◆ **EXERCISE DESCRIPTION**: Identify all lines below that hold "process" and collect them.

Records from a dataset

## Begin

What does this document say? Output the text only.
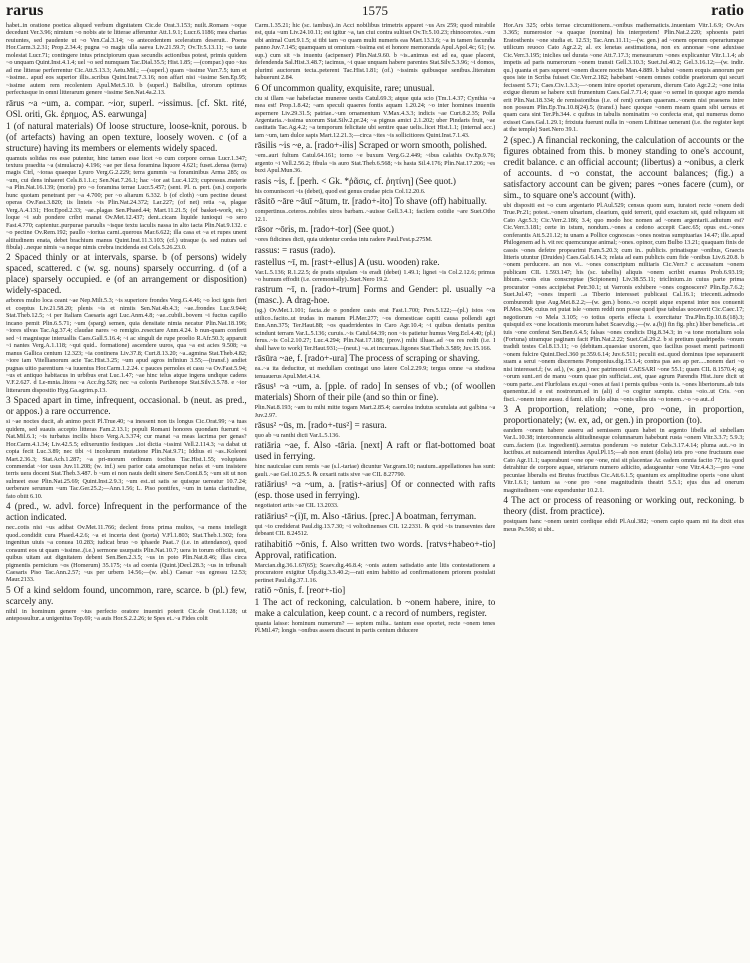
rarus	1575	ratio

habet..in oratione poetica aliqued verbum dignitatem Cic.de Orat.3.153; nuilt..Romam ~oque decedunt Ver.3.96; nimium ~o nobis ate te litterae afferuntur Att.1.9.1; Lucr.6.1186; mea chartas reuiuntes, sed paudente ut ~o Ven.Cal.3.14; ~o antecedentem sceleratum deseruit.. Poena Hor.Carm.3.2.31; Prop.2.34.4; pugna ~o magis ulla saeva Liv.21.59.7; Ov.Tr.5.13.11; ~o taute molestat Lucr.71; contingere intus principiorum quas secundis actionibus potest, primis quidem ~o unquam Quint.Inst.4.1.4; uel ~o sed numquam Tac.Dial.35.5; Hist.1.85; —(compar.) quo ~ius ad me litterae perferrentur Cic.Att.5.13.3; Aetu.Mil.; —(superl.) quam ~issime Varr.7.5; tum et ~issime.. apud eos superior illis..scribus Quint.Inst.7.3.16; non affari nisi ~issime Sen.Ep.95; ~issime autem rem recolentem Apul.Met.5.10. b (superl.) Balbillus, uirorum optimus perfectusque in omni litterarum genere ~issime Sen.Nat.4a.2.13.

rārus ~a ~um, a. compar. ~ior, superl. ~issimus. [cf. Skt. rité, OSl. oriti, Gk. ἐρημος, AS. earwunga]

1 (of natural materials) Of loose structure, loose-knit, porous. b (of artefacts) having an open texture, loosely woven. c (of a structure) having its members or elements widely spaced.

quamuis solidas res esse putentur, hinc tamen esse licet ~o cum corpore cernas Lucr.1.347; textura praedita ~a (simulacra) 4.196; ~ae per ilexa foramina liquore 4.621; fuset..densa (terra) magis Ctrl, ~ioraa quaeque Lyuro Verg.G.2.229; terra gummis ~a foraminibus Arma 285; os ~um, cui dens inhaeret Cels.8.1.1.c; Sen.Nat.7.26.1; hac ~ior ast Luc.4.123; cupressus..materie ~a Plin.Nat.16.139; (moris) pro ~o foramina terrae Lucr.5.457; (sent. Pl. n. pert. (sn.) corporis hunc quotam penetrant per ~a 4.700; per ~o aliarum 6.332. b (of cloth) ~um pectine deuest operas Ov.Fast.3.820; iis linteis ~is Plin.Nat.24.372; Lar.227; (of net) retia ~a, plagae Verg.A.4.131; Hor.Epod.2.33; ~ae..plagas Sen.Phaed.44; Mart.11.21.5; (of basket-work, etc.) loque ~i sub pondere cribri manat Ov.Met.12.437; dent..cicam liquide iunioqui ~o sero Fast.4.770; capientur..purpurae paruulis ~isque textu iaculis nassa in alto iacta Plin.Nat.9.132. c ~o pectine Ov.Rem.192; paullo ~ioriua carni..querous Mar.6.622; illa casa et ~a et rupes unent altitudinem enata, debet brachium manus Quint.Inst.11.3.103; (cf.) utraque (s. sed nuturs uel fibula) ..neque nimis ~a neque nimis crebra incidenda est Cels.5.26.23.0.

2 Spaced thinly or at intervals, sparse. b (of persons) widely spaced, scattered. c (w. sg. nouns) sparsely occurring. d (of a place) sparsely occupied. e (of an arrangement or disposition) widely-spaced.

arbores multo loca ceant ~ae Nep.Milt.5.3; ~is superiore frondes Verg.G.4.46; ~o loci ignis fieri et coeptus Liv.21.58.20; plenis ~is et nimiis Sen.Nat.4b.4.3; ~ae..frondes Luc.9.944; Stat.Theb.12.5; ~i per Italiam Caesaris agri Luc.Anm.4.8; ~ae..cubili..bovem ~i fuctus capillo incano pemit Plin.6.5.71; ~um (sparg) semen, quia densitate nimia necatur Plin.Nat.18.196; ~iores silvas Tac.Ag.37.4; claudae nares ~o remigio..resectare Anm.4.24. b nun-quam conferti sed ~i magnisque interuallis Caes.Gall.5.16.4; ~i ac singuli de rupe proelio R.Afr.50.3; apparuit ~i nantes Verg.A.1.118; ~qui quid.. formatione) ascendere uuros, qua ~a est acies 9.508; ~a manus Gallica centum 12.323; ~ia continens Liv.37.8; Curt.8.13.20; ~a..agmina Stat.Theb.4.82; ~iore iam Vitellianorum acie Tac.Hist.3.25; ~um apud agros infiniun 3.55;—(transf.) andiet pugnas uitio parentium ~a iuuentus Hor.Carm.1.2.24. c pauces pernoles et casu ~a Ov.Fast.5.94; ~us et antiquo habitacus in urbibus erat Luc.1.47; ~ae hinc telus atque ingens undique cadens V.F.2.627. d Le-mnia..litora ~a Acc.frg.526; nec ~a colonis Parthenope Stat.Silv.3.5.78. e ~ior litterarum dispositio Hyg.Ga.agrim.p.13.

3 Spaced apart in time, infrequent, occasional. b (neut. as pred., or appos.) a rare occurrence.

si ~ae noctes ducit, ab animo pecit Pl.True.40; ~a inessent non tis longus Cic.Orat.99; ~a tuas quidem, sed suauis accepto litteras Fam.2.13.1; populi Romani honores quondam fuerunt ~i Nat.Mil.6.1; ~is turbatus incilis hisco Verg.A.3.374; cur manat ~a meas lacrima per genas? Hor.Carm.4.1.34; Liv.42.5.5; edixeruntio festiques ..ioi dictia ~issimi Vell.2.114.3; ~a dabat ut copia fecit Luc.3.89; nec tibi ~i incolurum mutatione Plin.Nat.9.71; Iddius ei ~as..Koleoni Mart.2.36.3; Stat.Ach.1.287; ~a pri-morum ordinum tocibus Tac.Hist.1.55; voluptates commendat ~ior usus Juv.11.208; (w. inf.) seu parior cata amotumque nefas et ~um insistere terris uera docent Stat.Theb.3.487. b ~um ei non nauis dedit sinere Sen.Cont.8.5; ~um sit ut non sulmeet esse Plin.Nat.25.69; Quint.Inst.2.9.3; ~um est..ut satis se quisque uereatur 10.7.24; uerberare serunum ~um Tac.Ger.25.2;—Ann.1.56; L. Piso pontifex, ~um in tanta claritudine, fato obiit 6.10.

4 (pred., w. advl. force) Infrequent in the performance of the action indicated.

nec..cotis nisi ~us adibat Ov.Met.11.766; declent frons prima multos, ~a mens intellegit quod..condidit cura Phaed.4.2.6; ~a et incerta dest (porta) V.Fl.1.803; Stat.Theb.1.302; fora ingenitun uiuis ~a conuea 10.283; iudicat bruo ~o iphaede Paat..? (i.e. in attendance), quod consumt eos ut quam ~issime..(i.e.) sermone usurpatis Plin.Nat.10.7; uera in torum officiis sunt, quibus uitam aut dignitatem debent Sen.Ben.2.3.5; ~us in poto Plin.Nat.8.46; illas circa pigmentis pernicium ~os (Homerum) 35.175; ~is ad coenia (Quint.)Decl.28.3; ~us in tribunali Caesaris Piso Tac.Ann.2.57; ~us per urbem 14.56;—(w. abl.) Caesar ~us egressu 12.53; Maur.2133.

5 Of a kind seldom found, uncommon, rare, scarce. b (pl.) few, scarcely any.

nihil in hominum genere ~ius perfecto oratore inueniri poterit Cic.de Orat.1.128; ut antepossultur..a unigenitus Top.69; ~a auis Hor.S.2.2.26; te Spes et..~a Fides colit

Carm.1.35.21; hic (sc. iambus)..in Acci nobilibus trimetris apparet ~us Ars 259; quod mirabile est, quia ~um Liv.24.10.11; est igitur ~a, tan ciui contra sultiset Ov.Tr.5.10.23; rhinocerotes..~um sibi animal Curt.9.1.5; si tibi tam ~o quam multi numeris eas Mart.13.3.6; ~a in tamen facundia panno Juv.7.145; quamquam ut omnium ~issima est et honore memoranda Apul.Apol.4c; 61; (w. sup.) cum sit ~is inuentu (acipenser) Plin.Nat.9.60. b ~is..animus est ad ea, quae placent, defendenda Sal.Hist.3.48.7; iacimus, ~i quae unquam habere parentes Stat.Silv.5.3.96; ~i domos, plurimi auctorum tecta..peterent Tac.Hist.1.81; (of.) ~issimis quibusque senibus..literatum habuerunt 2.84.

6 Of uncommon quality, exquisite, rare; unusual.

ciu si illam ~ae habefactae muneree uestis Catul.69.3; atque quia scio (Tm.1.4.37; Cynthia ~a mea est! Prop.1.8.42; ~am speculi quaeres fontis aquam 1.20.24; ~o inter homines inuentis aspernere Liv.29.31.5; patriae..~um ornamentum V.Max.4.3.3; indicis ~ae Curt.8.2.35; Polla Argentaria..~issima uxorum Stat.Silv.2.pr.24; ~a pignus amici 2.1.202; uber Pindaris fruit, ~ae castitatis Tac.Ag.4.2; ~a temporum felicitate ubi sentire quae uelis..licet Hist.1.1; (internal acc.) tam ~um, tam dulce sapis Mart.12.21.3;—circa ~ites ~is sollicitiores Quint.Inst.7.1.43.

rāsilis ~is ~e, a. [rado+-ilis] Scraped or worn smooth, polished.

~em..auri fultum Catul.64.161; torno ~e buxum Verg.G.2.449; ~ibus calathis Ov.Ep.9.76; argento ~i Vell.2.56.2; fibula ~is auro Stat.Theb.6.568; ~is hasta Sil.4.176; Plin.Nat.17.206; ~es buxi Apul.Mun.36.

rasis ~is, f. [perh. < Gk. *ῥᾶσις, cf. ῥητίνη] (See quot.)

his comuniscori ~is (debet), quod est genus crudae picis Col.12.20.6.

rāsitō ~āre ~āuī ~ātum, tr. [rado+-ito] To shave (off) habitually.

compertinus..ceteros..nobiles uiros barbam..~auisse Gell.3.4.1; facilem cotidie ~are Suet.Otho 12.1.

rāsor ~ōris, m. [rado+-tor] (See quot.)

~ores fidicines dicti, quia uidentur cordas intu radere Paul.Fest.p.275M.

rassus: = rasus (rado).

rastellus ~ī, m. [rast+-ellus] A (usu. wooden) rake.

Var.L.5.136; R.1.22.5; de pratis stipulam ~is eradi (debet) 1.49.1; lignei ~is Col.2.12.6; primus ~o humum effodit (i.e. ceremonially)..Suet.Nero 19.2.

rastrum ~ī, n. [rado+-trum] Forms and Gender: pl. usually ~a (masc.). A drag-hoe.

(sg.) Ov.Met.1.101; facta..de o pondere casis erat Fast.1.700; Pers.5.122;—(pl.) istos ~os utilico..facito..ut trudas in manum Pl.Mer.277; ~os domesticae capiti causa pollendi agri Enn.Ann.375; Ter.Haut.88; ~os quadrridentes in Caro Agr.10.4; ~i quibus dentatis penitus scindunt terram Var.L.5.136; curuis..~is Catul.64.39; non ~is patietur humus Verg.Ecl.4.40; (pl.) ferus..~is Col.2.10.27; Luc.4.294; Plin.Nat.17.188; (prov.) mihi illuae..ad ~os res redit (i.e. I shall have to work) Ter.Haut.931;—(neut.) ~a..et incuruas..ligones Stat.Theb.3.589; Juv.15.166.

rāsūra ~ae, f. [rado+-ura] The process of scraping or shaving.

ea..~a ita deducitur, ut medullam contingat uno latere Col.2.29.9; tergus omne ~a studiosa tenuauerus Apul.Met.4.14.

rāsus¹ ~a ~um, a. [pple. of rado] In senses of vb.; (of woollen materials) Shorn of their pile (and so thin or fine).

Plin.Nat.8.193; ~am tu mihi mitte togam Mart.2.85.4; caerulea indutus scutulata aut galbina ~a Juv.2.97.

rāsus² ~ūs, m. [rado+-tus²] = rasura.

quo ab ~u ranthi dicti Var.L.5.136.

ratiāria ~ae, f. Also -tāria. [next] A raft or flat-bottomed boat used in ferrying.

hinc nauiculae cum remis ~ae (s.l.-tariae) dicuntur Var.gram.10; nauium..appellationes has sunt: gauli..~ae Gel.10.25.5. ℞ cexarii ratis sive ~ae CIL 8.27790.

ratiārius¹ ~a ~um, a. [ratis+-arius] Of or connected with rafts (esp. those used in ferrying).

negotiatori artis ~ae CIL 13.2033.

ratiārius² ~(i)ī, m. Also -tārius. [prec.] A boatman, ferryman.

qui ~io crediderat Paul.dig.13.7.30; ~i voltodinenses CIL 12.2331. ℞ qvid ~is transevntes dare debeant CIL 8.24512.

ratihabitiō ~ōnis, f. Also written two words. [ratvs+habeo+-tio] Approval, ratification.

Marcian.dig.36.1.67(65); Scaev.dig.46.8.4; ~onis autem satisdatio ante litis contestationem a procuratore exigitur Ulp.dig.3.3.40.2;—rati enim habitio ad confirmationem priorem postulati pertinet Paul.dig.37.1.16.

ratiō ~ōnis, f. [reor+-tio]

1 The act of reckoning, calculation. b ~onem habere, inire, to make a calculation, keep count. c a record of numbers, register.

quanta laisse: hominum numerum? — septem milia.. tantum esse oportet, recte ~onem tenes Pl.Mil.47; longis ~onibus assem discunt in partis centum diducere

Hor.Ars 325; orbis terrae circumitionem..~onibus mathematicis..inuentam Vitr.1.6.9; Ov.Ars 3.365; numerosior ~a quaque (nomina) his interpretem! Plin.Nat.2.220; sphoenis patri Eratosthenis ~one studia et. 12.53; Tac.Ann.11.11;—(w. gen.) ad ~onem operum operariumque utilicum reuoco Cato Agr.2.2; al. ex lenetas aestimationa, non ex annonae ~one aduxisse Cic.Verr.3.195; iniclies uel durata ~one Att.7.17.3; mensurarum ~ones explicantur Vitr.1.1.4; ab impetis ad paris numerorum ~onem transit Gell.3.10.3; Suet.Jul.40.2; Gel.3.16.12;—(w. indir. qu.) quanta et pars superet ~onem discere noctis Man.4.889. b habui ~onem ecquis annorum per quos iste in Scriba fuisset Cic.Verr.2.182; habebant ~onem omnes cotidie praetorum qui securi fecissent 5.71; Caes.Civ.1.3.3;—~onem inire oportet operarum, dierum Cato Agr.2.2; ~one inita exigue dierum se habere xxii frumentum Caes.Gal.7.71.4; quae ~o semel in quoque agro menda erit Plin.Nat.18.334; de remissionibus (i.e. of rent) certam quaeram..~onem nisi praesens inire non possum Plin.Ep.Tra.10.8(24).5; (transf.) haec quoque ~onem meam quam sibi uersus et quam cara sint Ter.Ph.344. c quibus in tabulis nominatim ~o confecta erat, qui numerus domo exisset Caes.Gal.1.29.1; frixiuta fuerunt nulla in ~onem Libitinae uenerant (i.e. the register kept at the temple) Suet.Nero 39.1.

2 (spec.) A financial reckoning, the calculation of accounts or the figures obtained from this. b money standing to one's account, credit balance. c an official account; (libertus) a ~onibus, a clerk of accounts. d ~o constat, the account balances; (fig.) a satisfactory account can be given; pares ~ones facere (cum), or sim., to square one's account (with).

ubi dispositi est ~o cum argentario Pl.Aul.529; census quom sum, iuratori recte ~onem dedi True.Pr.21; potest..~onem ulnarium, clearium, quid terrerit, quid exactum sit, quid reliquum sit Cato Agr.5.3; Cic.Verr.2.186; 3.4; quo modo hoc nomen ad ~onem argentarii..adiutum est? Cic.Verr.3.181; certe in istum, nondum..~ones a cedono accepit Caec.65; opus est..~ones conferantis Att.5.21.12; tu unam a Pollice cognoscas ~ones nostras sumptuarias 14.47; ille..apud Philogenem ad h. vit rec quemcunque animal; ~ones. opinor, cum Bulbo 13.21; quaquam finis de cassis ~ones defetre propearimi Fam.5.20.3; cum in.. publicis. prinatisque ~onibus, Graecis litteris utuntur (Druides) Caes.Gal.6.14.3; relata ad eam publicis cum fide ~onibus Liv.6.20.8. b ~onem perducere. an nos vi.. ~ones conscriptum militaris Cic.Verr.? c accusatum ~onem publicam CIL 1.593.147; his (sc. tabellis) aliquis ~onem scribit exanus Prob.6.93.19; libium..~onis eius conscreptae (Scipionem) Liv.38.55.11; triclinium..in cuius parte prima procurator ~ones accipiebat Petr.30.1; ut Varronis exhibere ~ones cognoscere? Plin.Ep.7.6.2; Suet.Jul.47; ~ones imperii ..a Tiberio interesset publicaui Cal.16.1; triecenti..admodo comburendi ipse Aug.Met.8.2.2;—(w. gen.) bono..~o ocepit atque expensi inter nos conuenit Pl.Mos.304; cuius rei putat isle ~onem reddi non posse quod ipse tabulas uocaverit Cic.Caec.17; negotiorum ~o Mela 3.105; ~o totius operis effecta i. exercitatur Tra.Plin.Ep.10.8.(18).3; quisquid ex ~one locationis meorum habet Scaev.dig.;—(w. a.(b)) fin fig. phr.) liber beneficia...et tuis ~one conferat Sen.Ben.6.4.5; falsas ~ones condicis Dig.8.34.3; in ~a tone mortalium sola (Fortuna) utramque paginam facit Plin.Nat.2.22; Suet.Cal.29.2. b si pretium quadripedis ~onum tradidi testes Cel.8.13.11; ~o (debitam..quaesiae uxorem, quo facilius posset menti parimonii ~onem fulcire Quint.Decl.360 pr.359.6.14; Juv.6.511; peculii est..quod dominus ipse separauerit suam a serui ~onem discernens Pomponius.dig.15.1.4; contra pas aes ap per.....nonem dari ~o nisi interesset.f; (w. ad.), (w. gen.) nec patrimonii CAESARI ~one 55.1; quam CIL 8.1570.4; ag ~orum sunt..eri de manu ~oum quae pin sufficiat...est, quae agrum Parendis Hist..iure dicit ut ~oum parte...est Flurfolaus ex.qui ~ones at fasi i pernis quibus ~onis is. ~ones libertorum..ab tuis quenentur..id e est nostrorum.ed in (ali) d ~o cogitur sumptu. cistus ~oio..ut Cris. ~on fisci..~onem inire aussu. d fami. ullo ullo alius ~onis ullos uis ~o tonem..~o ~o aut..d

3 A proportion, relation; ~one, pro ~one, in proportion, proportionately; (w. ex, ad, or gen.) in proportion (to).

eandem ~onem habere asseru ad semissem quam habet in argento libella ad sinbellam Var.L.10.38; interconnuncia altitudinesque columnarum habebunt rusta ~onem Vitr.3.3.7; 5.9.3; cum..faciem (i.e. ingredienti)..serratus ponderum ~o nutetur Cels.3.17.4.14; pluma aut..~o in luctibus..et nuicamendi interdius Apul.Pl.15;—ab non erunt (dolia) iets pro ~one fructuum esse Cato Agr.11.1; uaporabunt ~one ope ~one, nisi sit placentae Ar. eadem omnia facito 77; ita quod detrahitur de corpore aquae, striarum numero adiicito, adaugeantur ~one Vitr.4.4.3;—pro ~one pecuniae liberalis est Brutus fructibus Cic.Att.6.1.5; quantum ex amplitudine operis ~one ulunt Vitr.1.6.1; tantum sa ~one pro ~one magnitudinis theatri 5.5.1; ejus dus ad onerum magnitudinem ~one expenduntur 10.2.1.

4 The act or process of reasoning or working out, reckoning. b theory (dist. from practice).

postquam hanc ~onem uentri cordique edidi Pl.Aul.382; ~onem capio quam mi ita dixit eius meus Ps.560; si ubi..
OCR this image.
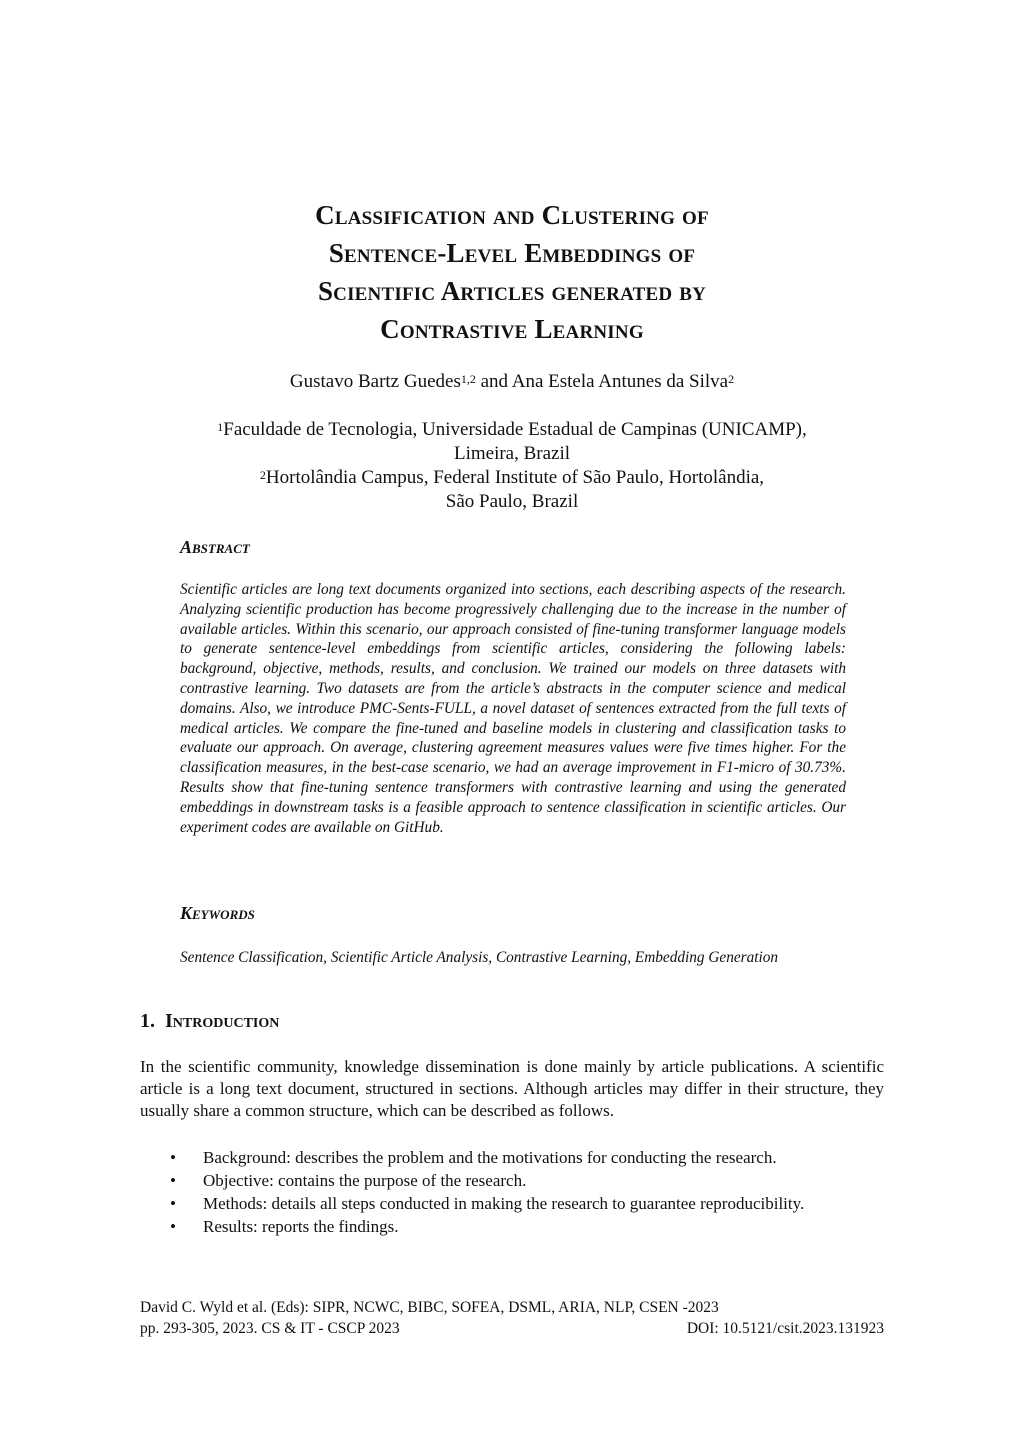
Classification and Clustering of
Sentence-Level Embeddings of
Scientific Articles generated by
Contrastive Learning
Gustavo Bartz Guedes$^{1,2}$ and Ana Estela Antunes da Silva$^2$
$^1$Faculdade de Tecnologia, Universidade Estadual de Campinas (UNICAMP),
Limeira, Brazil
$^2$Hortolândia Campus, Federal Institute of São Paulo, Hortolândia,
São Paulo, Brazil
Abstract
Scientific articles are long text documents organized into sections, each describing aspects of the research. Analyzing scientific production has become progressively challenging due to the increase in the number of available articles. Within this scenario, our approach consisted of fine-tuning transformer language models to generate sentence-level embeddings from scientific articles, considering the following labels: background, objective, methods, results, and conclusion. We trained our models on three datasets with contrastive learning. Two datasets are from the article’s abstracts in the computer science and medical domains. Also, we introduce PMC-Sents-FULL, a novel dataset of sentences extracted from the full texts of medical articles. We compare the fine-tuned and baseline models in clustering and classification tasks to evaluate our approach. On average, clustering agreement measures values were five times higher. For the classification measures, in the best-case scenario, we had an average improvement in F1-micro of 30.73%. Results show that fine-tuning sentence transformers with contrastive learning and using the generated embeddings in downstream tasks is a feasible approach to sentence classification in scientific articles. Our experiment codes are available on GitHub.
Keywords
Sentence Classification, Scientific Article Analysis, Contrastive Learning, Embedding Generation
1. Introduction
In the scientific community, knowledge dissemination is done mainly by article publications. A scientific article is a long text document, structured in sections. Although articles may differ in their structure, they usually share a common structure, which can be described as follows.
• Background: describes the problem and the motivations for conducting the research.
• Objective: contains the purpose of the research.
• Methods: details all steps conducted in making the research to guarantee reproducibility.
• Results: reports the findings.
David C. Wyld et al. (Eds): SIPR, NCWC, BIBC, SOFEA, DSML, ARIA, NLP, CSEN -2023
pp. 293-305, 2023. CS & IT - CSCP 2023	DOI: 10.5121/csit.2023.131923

## End

◆ **WRITTEN RESPONSE**:
rāsūra ~ae, f. [rado+-ura] The process of scraping or shaving.
4 The act or process of reasoning or working out, reckoning. b theory (dist. from practice).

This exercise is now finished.